### OBJECTIVE:
Reproduce each line exactly. Skip none.
=-=-=-=-=
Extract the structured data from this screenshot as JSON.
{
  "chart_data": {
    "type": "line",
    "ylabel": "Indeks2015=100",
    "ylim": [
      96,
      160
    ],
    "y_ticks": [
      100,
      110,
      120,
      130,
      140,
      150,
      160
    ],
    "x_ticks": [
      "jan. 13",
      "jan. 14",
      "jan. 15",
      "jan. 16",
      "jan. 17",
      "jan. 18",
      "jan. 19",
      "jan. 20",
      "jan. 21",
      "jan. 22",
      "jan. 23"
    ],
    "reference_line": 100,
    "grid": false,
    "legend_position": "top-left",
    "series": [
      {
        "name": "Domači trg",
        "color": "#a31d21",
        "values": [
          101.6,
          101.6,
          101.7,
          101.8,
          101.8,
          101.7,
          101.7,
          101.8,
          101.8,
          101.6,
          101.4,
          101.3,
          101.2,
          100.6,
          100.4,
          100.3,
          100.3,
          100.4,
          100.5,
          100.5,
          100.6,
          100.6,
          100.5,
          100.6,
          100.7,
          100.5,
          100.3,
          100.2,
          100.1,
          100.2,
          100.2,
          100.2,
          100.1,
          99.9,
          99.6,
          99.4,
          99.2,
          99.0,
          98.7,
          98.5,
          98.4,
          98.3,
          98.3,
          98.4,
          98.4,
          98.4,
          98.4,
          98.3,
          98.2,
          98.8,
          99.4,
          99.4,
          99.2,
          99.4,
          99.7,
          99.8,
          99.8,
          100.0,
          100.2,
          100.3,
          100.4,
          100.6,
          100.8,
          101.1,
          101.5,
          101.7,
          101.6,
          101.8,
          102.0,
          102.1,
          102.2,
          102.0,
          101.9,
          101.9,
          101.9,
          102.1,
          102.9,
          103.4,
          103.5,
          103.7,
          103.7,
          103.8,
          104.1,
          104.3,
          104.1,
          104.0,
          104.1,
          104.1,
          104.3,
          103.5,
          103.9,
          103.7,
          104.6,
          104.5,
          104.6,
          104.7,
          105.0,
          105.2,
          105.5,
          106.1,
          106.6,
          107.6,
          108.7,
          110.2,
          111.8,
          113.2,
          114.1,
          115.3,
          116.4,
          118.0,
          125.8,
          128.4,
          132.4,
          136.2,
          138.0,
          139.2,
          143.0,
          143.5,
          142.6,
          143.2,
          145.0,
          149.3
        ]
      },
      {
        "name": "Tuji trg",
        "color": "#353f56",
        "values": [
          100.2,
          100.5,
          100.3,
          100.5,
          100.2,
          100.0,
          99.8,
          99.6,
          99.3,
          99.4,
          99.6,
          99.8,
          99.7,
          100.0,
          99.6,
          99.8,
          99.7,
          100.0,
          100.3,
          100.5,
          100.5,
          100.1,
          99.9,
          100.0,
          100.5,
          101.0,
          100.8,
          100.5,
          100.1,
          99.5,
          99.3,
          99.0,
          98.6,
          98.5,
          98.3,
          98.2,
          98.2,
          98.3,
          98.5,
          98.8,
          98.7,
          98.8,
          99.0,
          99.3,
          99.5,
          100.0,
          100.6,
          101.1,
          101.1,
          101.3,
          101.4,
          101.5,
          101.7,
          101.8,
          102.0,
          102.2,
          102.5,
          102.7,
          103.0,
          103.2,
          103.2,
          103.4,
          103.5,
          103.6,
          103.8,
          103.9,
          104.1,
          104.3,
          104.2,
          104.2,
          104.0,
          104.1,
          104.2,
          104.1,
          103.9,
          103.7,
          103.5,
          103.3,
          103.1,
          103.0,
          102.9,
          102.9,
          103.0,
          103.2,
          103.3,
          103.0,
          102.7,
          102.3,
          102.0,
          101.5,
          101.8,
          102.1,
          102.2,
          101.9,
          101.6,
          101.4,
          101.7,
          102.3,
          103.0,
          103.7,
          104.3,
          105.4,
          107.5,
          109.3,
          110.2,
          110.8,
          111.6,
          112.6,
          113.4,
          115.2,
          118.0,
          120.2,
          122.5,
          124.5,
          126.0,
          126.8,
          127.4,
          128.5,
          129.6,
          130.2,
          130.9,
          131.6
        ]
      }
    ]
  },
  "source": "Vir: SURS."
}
=-=-=-=-=
### REPLY:
Extract the structured data from this screenshot as JSON.
{
  "chart_data": {
    "type": "line",
    "ylabel": "Indeks2015=100",
    "ylim": [
      96,
      160
    ],
    "y_ticks": [
      100,
      110,
      120,
      130,
      140,
      150,
      160
    ],
    "x_ticks": [
      "jan. 13",
      "jan. 14",
      "jan. 15",
      "jan. 16",
      "jan. 17",
      "jan. 18",
      "jan. 19",
      "jan. 20",
      "jan. 21",
      "jan. 22",
      "jan. 23"
    ],
    "reference_line": 100,
    "grid": false,
    "legend_position": "top-left",
    "series": [
      {
        "name": "Domači trg",
        "color": "#a31d21",
        "values": [
          101.6,
          101.6,
          101.7,
          101.8,
          101.8,
          101.7,
          101.7,
          101.8,
          101.8,
          101.6,
          101.4,
          101.3,
          101.2,
          100.6,
          100.4,
          100.3,
          100.3,
          100.4,
          100.5,
          100.5,
          100.6,
          100.6,
          100.5,
          100.6,
          100.7,
          100.5,
          100.3,
          100.2,
          100.1,
          100.2,
          100.2,
          100.2,
          100.1,
          99.9,
          99.6,
          99.4,
          99.2,
          99.0,
          98.7,
          98.5,
          98.4,
          98.3,
          98.3,
          98.4,
          98.4,
          98.4,
          98.4,
          98.3,
          98.2,
          98.8,
          99.4,
          99.4,
          99.2,
          99.4,
          99.7,
          99.8,
          99.8,
          100.0,
          100.2,
          100.3,
          100.4,
          100.6,
          100.8,
          101.1,
          101.5,
          101.7,
          101.6,
          101.8,
          102.0,
          102.1,
          102.2,
          102.0,
          101.9,
          101.9,
          101.9,
          102.1,
          102.9,
          103.4,
          103.5,
          103.7,
          103.7,
          103.8,
          104.1,
          104.3,
          104.1,
          104.0,
          104.1,
          104.1,
          104.3,
          103.5,
          103.9,
          103.7,
          104.6,
          104.5,
          104.6,
          104.7,
          105.0,
          105.2,
          105.5,
          106.1,
          106.6,
          107.6,
          108.7,
          110.2,
          111.8,
          113.2,
          114.1,
          115.3,
          116.4,
          118.0,
          125.8,
          128.4,
          132.4,
          136.2,
          138.0,
          139.2,
          143.0,
          143.5,
          142.6,
          143.2,
          145.0,
          149.3
        ]
      },
      {
        "name": "Tuji trg",
        "color": "#353f56",
        "values": [
          100.2,
          100.5,
          100.3,
          100.5,
          100.2,
          100.0,
          99.8,
          99.6,
          99.3,
          99.4,
          99.6,
          99.8,
          99.7,
          100.0,
          99.6,
          99.8,
          99.7,
          100.0,
          100.3,
          100.5,
          100.5,
          100.1,
          99.9,
          100.0,
          100.5,
          101.0,
          100.8,
          100.5,
          100.1,
          99.5,
          99.3,
          99.0,
          98.6,
          98.5,
          98.3,
          98.2,
          98.2,
          98.3,
          98.5,
          98.8,
          98.7,
          98.8,
          99.0,
          99.3,
          99.5,
          100.0,
          100.6,
          101.1,
          101.1,
          101.3,
          101.4,
          101.5,
          101.7,
          101.8,
          102.0,
          102.2,
          102.5,
          102.7,
          103.0,
          103.2,
          103.2,
          103.4,
          103.5,
          103.6,
          103.8,
          103.9,
          104.1,
          104.3,
          104.2,
          104.2,
          104.0,
          104.1,
          104.2,
          104.1,
          103.9,
          103.7,
          103.5,
          103.3,
          103.1,
          103.0,
          102.9,
          102.9,
          103.0,
          103.2,
          103.3,
          103.0,
          102.7,
          102.3,
          102.0,
          101.5,
          101.8,
          102.1,
          102.2,
          101.9,
          101.6,
          101.4,
          101.7,
          102.3,
          103.0,
          103.7,
          104.3,
          105.4,
          107.5,
          109.3,
          110.2,
          110.8,
          111.6,
          112.6,
          113.4,
          115.2,
          118.0,
          120.2,
          122.5,
          124.5,
          126.0,
          126.8,
          127.4,
          128.5,
          129.6,
          130.2,
          130.9,
          131.6
        ]
      }
    ]
  },
  "source": "Vir: SURS."
}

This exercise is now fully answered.